Region boundary data:
— Start —
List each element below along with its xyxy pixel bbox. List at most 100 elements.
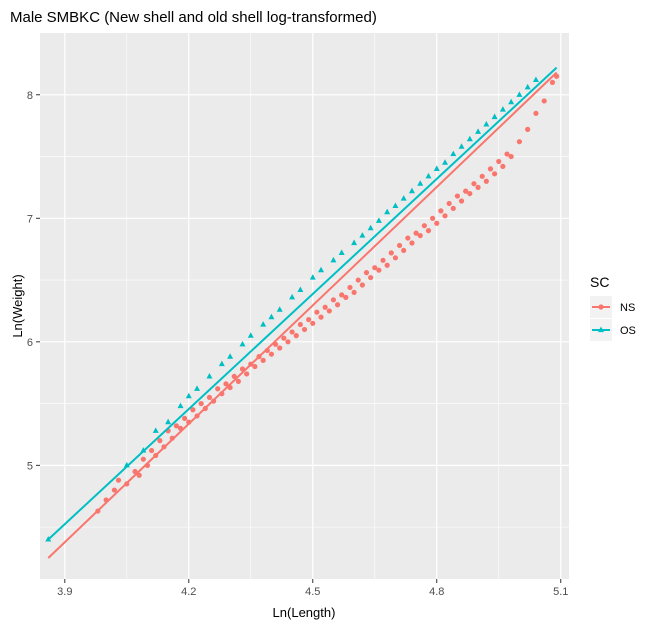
point-os [185,392,192,399]
point-os [375,217,382,223]
point-ns [215,386,221,392]
y-tick-label: 8 [27,90,33,102]
point-ns [339,292,345,298]
fit-lines [47,66,558,559]
point-ns [450,205,456,212]
y-axis-title: Ln(Weight) [10,274,25,337]
point-ns [306,316,312,323]
point-os [276,306,283,312]
point-ns [301,326,308,333]
point-os [330,256,337,263]
point-ns [347,284,353,291]
grid-minor [40,33,569,579]
chart-title: Male SMBKC (New shell and old shell log-… [10,9,377,26]
point-ns [252,363,258,370]
point-ns [359,282,365,288]
y-tick-label: 7 [27,213,33,225]
legend-label-ns: NS [620,302,635,314]
point-os [433,165,440,171]
point-os [499,106,506,112]
point-ns [405,235,411,241]
point-ns [206,394,213,401]
point-ns [235,378,241,384]
series-os [45,76,539,542]
plot-panel [40,33,569,579]
x-axis-title: Ln(Length) [273,605,336,620]
point-ns [231,373,237,380]
point-ns [458,198,465,204]
fit-line-os [47,66,558,541]
point-ns [140,456,146,462]
point-os [408,187,415,194]
legend-key-marker [598,304,604,310]
point-os [425,172,432,179]
legend-title: SC [590,274,609,290]
point-ns [380,257,386,263]
point-ns [355,277,361,283]
point-os [491,113,498,120]
point-os [524,83,531,90]
point-os [532,76,539,83]
point-ns [401,247,407,254]
point-os [218,360,225,367]
legend-label-os: OS [620,325,636,337]
point-ns [314,309,320,315]
point-ns [136,472,142,478]
point-os [260,321,267,327]
point-ns [289,329,295,335]
point-ns [363,270,370,276]
point-ns [442,213,448,219]
y-axis-ticks: 5 6 7 8 [27,90,40,472]
point-os [140,447,147,453]
x-tick-label: 4.2 [181,586,196,598]
point-os [338,249,345,255]
x-tick-label: 5.1 [553,586,568,598]
point-ns [430,215,436,221]
point-ns [438,208,444,214]
point-os [384,208,391,215]
grid-major [40,33,569,579]
point-ns [310,320,316,326]
data-points [45,73,560,542]
point-os [351,239,358,246]
point-os [318,266,325,273]
point-os [289,293,296,300]
point-os [152,427,159,433]
point-ns [318,314,324,320]
point-ns [330,297,337,303]
point-os [194,385,201,391]
point-os [458,143,465,149]
point-os [475,128,482,134]
point-os [516,91,523,97]
point-os [508,98,515,105]
point-os [400,195,407,201]
point-ns [148,447,155,454]
point-os [450,150,457,157]
point-ns [454,193,461,199]
x-tick-label: 4.5 [305,586,320,598]
point-os [227,353,234,359]
point-os [177,402,184,409]
legend: SC NS OS [590,274,636,341]
point-ns [533,110,539,116]
point-ns [409,240,415,246]
point-ns [277,345,283,351]
point-ns [244,371,250,377]
point-ns [479,173,485,179]
point-ns [334,302,341,308]
point-ns [182,415,188,422]
legend-key-marker [598,326,604,333]
point-ns [322,304,328,310]
point-ns [351,289,357,296]
point-ns [492,171,498,177]
point-ns [372,265,378,271]
point-ns [297,321,303,328]
point-os [392,202,399,209]
point-ns [223,381,229,387]
fit-line-ns [47,71,558,559]
point-ns [467,190,473,197]
point-ns [115,477,122,483]
point-os [309,274,316,280]
point-os [247,332,254,338]
point-ns [487,166,494,172]
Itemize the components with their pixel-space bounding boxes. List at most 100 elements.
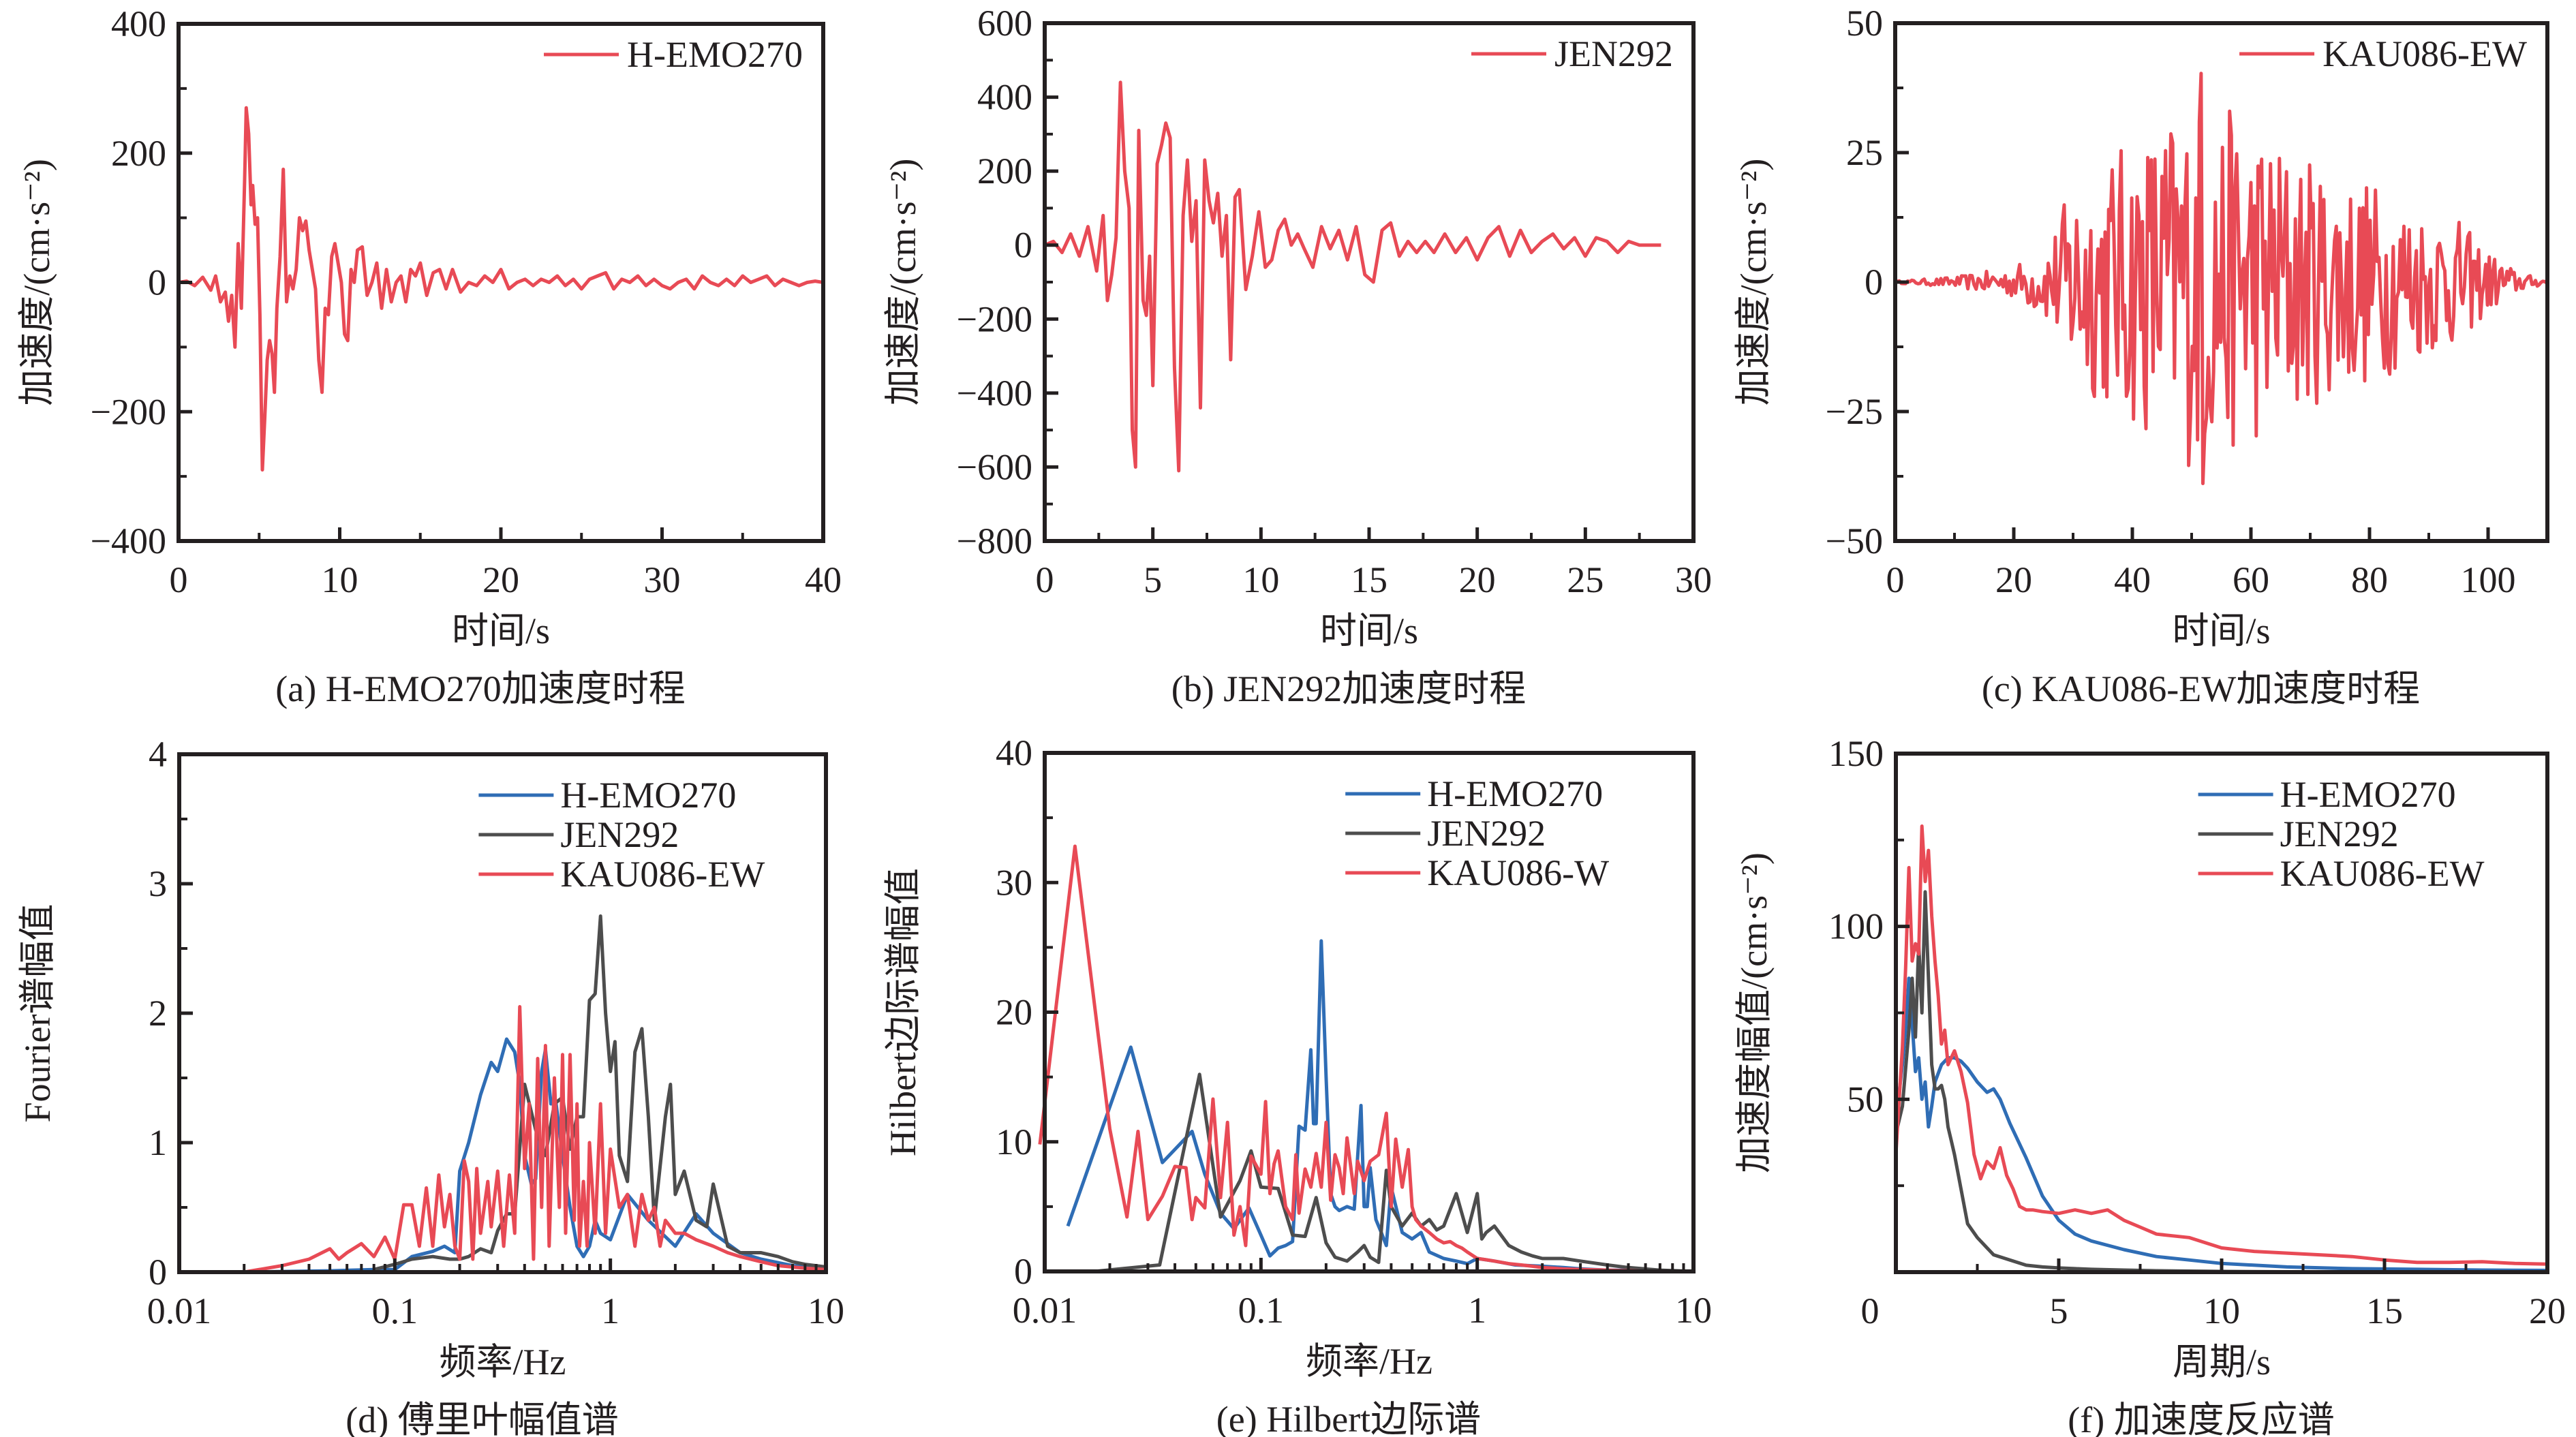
y-tick-label: −800 — [957, 521, 1032, 561]
x-tick-label: 10 — [808, 1291, 844, 1331]
legend-label: H-EMO270 — [2280, 774, 2456, 815]
x-tick-label: 15 — [2366, 1291, 2403, 1331]
legend-label: H-EMO270 — [560, 775, 736, 816]
series-line-kau086-ew — [1895, 72, 2547, 486]
series-group — [1895, 72, 2547, 486]
x-axis-label: 频率/Hz — [1306, 1341, 1432, 1382]
series-line-jen292 — [1896, 890, 2547, 1272]
y-tick-label: 50 — [1846, 3, 1883, 44]
y-tick-label: 1 — [149, 1122, 167, 1163]
y-tick-label: 3 — [149, 863, 167, 904]
series-line-kau086-ew — [179, 1005, 826, 1272]
chart-panel-b: 0 5 10 15 20 25 30 −800 −600 −400 −200 0 200 400 600 时间… — [883, 3, 1712, 709]
chart-panel-e: 0.01 0.1 1 10 0 10 20 30 40 频率/Hz Hilbert边际谱幅值 (e) … — [883, 732, 1712, 1437]
y-tick-label: 0 — [1865, 262, 1883, 303]
y-tick-label: 4 — [149, 734, 167, 775]
y-tick-label: 0 — [1014, 1251, 1032, 1292]
series-line-kau086-w — [1038, 844, 1693, 1273]
x-tick-label: 80 — [2351, 559, 2388, 600]
x-tick-label: 40 — [2114, 559, 2151, 600]
x-axis-label: 频率/Hz — [440, 1342, 566, 1382]
x-tick-label: 30 — [644, 559, 681, 600]
y-tick-label: 400 — [111, 3, 166, 44]
legend-label: KAU086-W — [1427, 852, 1609, 893]
x-axis-label: 时间/s — [452, 611, 550, 651]
series-line-kau086-ew — [1896, 824, 2547, 1266]
x-tick-label: 0.01 — [1013, 1290, 1077, 1331]
x-tick-label: 0 — [1886, 559, 1905, 600]
panel-caption: (e) Hilbert边际谱 — [1216, 1399, 1481, 1437]
y-tick-label: 0 — [1014, 225, 1032, 266]
x-tick-label: 20 — [1459, 559, 1496, 600]
x-tick-label: 100 — [2461, 559, 2516, 600]
plot-frame — [1894, 752, 2549, 1274]
y-tick-label: −400 — [91, 521, 166, 561]
x-tick-label: 30 — [1675, 559, 1712, 600]
x-tick-label: 0.1 — [372, 1291, 418, 1331]
legend-label: JEN292 — [1554, 33, 1673, 74]
legend-label: H-EMO270 — [627, 34, 803, 75]
y-axis-label: 加速度/(cm·s⁻²) — [1733, 159, 1774, 406]
y-tick-label: 30 — [996, 862, 1032, 903]
panel-caption: (a) H-EMO270加速度时程 — [275, 668, 685, 709]
legend: KAU086-EW — [2239, 33, 2527, 74]
series-line-h-emo270 — [179, 106, 823, 472]
series-line-jen292 — [1045, 80, 1661, 473]
y-tick-label: −200 — [957, 298, 1032, 339]
x-tick-label: 60 — [2233, 559, 2269, 600]
x-axis-label: 时间/s — [2172, 611, 2270, 651]
y-tick-label: 20 — [996, 992, 1032, 1033]
legend: JEN292 — [1471, 33, 1673, 74]
legend-label: JEN292 — [1427, 813, 1546, 854]
x-tick-label: 20 — [1995, 559, 2032, 600]
series-group — [1038, 844, 1694, 1273]
y-tick-label: 50 — [1847, 1079, 1884, 1119]
series-line-h-emo270 — [1896, 976, 2547, 1272]
legend-label: H-EMO270 — [1427, 773, 1603, 814]
y-tick-label: 600 — [977, 3, 1032, 44]
x-tick-label: 20 — [2529, 1291, 2566, 1331]
legend-label: KAU086-EW — [560, 854, 765, 895]
y-axis-label: 加速度幅值/(cm·s⁻²) — [1734, 852, 1775, 1173]
y-tick-label: −200 — [91, 391, 166, 432]
legend: H-EMO270 — [544, 34, 803, 75]
series-group — [1896, 824, 2547, 1272]
y-tick-label: 200 — [111, 133, 166, 174]
series-group — [1045, 80, 1661, 473]
y-tick-label: 400 — [977, 77, 1032, 118]
y-tick-label: −400 — [957, 373, 1032, 414]
x-tick-label: 20 — [482, 559, 519, 600]
y-axis-label: Fourier谱幅值 — [17, 904, 58, 1123]
legend-label: KAU086-EW — [2322, 33, 2527, 74]
x-tick-label: 10 — [1242, 559, 1279, 600]
y-axis-label: 加速度/(cm·s⁻²) — [883, 159, 923, 406]
x-tick-label: 10 — [1675, 1290, 1712, 1331]
x-tick-label: 0 — [1036, 559, 1054, 600]
x-tick-label: 25 — [1567, 559, 1604, 600]
chart-panel-f: 0 5 10 15 20 50 100 150 周期/s 加速度幅值/(cm·s⁻²) (f) 加速… — [1734, 733, 2566, 1437]
chart-panel-c: 0 20 40 60 80 100 −50 −25 0 25 50 时间/s 加速度/(cm·s⁻²) (… — [1733, 3, 2549, 709]
x-tick-label: 0.1 — [1238, 1290, 1285, 1331]
x-tick-label: 15 — [1351, 559, 1387, 600]
x-tick-label: 10 — [2203, 1291, 2240, 1331]
y-tick-label: −600 — [957, 446, 1032, 487]
series-line-jen292 — [1094, 1072, 1694, 1273]
x-tick-label: 0.01 — [147, 1291, 212, 1331]
x-tick-label: 5 — [2050, 1291, 2068, 1331]
panel-caption: (c) KAU086-EW加速度时程 — [1982, 668, 2420, 709]
series-group — [179, 106, 823, 472]
y-tick-label: 10 — [996, 1122, 1032, 1162]
chart-panel-a: 0 10 20 30 40 −400 −200 0 200 400 时间/s 加速度/(cm·s⁻²)… — [16, 3, 842, 709]
x-axis-label: 周期/s — [2173, 1342, 2271, 1382]
panel-caption: (f) 加速度反应谱 — [2068, 1400, 2334, 1437]
x-tick-label: 10 — [322, 559, 358, 600]
x-tick-label: 1 — [1468, 1290, 1486, 1331]
x-tick-label: 40 — [805, 559, 842, 600]
y-tick-label: 200 — [977, 151, 1032, 191]
y-tick-label: 0 — [148, 262, 166, 303]
series-line-jen292 — [373, 914, 826, 1271]
x-tick-label: 0 — [170, 559, 188, 600]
— End —
◆ **Written request**
Show every line in the records that contains the string "most".

◆ **Correct result**
List each element below along with its xyxy pixel bbox. List at most 100 elements.
Itemize the components with their pixel-space bounding boxes. List at most 100 elements.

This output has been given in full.